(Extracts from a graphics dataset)
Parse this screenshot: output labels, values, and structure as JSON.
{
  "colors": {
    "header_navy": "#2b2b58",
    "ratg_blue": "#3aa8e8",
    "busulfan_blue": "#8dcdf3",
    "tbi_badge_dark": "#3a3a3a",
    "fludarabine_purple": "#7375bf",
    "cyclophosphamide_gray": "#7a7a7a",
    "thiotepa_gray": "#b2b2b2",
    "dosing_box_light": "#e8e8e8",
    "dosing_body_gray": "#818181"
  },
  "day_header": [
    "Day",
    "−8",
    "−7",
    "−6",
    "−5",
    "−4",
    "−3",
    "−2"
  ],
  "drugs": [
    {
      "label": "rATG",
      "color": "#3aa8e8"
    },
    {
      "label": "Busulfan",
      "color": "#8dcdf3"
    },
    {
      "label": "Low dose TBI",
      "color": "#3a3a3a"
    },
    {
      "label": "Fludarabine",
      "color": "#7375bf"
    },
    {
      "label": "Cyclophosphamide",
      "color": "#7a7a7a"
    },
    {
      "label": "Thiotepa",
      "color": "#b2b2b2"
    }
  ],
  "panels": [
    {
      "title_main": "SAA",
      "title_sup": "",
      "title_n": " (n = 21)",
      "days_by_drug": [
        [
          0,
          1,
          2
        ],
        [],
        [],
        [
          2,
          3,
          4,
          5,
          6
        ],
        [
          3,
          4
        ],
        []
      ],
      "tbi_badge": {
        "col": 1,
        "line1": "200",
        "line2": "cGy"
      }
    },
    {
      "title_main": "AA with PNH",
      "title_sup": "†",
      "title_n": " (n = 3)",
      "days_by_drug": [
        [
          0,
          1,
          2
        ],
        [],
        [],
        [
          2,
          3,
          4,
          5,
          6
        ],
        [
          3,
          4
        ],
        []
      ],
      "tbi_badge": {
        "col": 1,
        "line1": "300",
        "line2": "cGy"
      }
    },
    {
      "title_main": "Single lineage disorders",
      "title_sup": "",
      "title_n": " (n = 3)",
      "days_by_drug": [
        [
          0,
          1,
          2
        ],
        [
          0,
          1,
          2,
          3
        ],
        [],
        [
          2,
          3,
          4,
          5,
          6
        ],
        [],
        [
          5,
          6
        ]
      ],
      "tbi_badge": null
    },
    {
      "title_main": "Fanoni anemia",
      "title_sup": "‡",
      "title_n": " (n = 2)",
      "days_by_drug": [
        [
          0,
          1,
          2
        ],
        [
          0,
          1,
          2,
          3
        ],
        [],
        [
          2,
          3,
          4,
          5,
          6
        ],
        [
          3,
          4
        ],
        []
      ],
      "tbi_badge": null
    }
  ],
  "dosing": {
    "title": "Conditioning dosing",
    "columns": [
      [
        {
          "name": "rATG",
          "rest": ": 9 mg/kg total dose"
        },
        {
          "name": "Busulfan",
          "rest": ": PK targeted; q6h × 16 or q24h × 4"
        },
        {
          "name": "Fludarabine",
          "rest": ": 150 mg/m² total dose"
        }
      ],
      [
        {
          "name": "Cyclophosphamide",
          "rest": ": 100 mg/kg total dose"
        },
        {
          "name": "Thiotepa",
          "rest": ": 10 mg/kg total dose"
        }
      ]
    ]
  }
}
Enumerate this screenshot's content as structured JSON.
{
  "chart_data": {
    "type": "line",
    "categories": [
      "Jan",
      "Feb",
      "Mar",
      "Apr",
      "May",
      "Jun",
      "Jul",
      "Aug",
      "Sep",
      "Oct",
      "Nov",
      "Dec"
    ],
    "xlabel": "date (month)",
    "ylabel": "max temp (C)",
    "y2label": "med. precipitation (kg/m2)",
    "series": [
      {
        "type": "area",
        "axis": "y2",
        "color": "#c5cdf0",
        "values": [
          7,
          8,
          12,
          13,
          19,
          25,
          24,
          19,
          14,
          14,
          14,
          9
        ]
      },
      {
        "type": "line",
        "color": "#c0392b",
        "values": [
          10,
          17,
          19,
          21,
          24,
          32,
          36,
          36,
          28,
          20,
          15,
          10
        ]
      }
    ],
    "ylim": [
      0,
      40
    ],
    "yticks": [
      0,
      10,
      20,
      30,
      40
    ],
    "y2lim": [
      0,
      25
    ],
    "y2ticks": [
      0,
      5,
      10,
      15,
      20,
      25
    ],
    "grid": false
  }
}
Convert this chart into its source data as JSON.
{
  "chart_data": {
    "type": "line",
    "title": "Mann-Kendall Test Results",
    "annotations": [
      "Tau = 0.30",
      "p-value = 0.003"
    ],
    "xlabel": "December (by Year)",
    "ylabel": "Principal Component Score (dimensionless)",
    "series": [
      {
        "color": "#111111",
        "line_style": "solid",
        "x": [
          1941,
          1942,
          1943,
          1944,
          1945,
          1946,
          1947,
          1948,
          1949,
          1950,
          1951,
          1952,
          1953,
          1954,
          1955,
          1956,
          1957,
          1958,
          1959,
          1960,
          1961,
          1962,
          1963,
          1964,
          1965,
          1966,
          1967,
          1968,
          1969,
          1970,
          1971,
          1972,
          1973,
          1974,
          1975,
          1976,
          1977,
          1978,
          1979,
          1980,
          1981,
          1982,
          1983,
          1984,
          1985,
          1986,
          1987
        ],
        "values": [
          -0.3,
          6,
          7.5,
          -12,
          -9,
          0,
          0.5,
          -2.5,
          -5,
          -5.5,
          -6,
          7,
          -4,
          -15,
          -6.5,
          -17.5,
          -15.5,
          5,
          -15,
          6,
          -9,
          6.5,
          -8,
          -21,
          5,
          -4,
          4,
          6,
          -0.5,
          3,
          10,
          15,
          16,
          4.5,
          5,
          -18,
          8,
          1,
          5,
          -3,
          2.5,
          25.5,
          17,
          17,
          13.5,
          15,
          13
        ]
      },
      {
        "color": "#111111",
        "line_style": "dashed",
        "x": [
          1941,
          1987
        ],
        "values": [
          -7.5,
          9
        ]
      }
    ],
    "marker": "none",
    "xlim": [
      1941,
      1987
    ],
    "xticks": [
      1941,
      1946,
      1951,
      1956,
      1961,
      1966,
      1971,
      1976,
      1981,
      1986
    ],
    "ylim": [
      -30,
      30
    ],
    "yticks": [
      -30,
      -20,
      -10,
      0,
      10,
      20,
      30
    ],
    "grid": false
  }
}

(TASK BRIEF):
Retype the material above, line by line, exactly.

(RESPONSE TO THIS EXERCISE):
Parse this screenshot: output labels, values, and structure as JSON.
{
  "colors": {
    "header_navy": "#2b2b58",
    "ratg_blue": "#3aa8e8",
    "busulfan_blue": "#8dcdf3",
    "tbi_badge_dark": "#3a3a3a",
    "fludarabine_purple": "#7375bf",
    "cyclophosphamide_gray": "#7a7a7a",
    "thiotepa_gray": "#b2b2b2",
    "dosing_box_light": "#e8e8e8",
    "dosing_body_gray": "#818181"
  },
  "day_header": [
    "Day",
    "−8",
    "−7",
    "−6",
    "−5",
    "−4",
    "−3",
    "−2"
  ],
  "drugs": [
    {
      "label": "rATG",
      "color": "#3aa8e8"
    },
    {
      "label": "Busulfan",
      "color": "#8dcdf3"
    },
    {
      "label": "Low dose TBI",
      "color": "#3a3a3a"
    },
    {
      "label": "Fludarabine",
      "color": "#7375bf"
    },
    {
      "label": "Cyclophosphamide",
      "color": "#7a7a7a"
    },
    {
      "label": "Thiotepa",
      "color": "#b2b2b2"
    }
  ],
  "panels": [
    {
      "title_main": "SAA",
      "title_sup": "",
      "title_n": " (n = 21)",
      "days_by_drug": [
        [
          0,
          1,
          2
        ],
        [],
        [],
        [
          2,
          3,
          4,
          5,
          6
        ],
        [
          3,
          4
        ],
        []
      ],
      "tbi_badge": {
        "col": 1,
        "line1": "200",
        "line2": "cGy"
      }
    },
    {
      "title_main": "AA with PNH",
      "title_sup": "†",
      "title_n": " (n = 3)",
      "days_by_drug": [
        [
          0,
          1,
          2
        ],
        [],
        [],
        [
          2,
          3,
          4,
          5,
          6
        ],
        [
          3,
          4
        ],
        []
      ],
      "tbi_badge": {
        "col": 1,
        "line1": "300",
        "line2": "cGy"
      }
    },
    {
      "title_main": "Single lineage disorders",
      "title_sup": "",
      "title_n": " (n = 3)",
      "days_by_drug": [
        [
          0,
          1,
          2
        ],
        [
          0,
          1,
          2,
          3
        ],
        [],
        [
          2,
          3,
          4,
          5,
          6
        ],
        [],
        [
          5,
          6
        ]
      ],
      "tbi_badge": null
    },
    {
      "title_main": "Fanoni anemia",
      "title_sup": "‡",
      "title_n": " (n = 2)",
      "days_by_drug": [
        [
          0,
          1,
          2
        ],
        [
          0,
          1,
          2,
          3
        ],
        [],
        [
          2,
          3,
          4,
          5,
          6
        ],
        [
          3,
          4
        ],
        []
      ],
      "tbi_badge": null
    }
  ],
  "dosing": {
    "title": "Conditioning dosing",
    "columns": [
      [
        {
          "name": "rATG",
          "rest": ": 9 mg/kg total dose"
        },
        {
          "name": "Busulfan",
          "rest": ": PK targeted; q6h × 16 or q24h × 4"
        },
        {
          "name": "Fludarabine",
          "rest": ": 150 mg/m² total dose"
        }
      ],
      [
        {
          "name": "Cyclophosphamide",
          "rest": ": 100 mg/kg total dose"
        },
        {
          "name": "Thiotepa",
          "rest": ": 10 mg/kg total dose"
        }
      ]
    ]
  }
}
Enumerate this screenshot's content as structured JSON.
{
  "chart_data": {
    "type": "line",
    "categories": [
      "Jan",
      "Feb",
      "Mar",
      "Apr",
      "May",
      "Jun",
      "Jul",
      "Aug",
      "Sep",
      "Oct",
      "Nov",
      "Dec"
    ],
    "xlabel": "date (month)",
    "ylabel": "max temp (C)",
    "y2label": "med. precipitation (kg/m2)",
    "series": [
      {
        "type": "area",
        "axis": "y2",
        "color": "#c5cdf0",
        "values": [
          7,
          8,
          12,
          13,
          19,
          25,
          24,
          19,
          14,
          14,
          14,
          9
        ]
      },
      {
        "type": "line",
        "color": "#c0392b",
        "values": [
          10,
          17,
          19,
          21,
          24,
          32,
          36,
          36,
          28,
          20,
          15,
          10
        ]
      }
    ],
    "ylim": [
      0,
      40
    ],
    "yticks": [
      0,
      10,
      20,
      30,
      40
    ],
    "y2lim": [
      0,
      25
    ],
    "y2ticks": [
      0,
      5,
      10,
      15,
      20,
      25
    ],
    "grid": false
  }
}
Convert this chart into its source data as JSON.
{
  "chart_data": {
    "type": "line",
    "title": "Mann-Kendall Test Results",
    "annotations": [
      "Tau = 0.30",
      "p-value = 0.003"
    ],
    "xlabel": "December (by Year)",
    "ylabel": "Principal Component Score (dimensionless)",
    "series": [
      {
        "color": "#111111",
        "line_style": "solid",
        "x": [
          1941,
          1942,
          1943,
          1944,
          1945,
          1946,
          1947,
          1948,
          1949,
          1950,
          1951,
          1952,
          1953,
          1954,
          1955,
          1956,
          1957,
          1958,
          1959,
          1960,
          1961,
          1962,
          1963,
          1964,
          1965,
          1966,
          1967,
          1968,
          1969,
          1970,
          1971,
          1972,
          1973,
          1974,
          1975,
          1976,
          1977,
          1978,
          1979,
          1980,
          1981,
          1982,
          1983,
          1984,
          1985,
          1986,
          1987
        ],
        "values": [
          -0.3,
          6,
          7.5,
          -12,
          -9,
          0,
          0.5,
          -2.5,
          -5,
          -5.5,
          -6,
          7,
          -4,
          -15,
          -6.5,
          -17.5,
          -15.5,
          5,
          -15,
          6,
          -9,
          6.5,
          -8,
          -21,
          5,
          -4,
          4,
          6,
          -0.5,
          3,
          10,
          15,
          16,
          4.5,
          5,
          -18,
          8,
          1,
          5,
          -3,
          2.5,
          25.5,
          17,
          17,
          13.5,
          15,
          13
        ]
      },
      {
        "color": "#111111",
        "line_style": "dashed",
        "x": [
          1941,
          1987
        ],
        "values": [
          -7.5,
          9
        ]
      }
    ],
    "marker": "none",
    "xlim": [
      1941,
      1987
    ],
    "xticks": [
      1941,
      1946,
      1951,
      1956,
      1961,
      1966,
      1971,
      1976,
      1981,
      1986
    ],
    "ylim": [
      -30,
      30
    ],
    "yticks": [
      -30,
      -20,
      -10,
      0,
      10,
      20,
      30
    ],
    "grid": false
  }
}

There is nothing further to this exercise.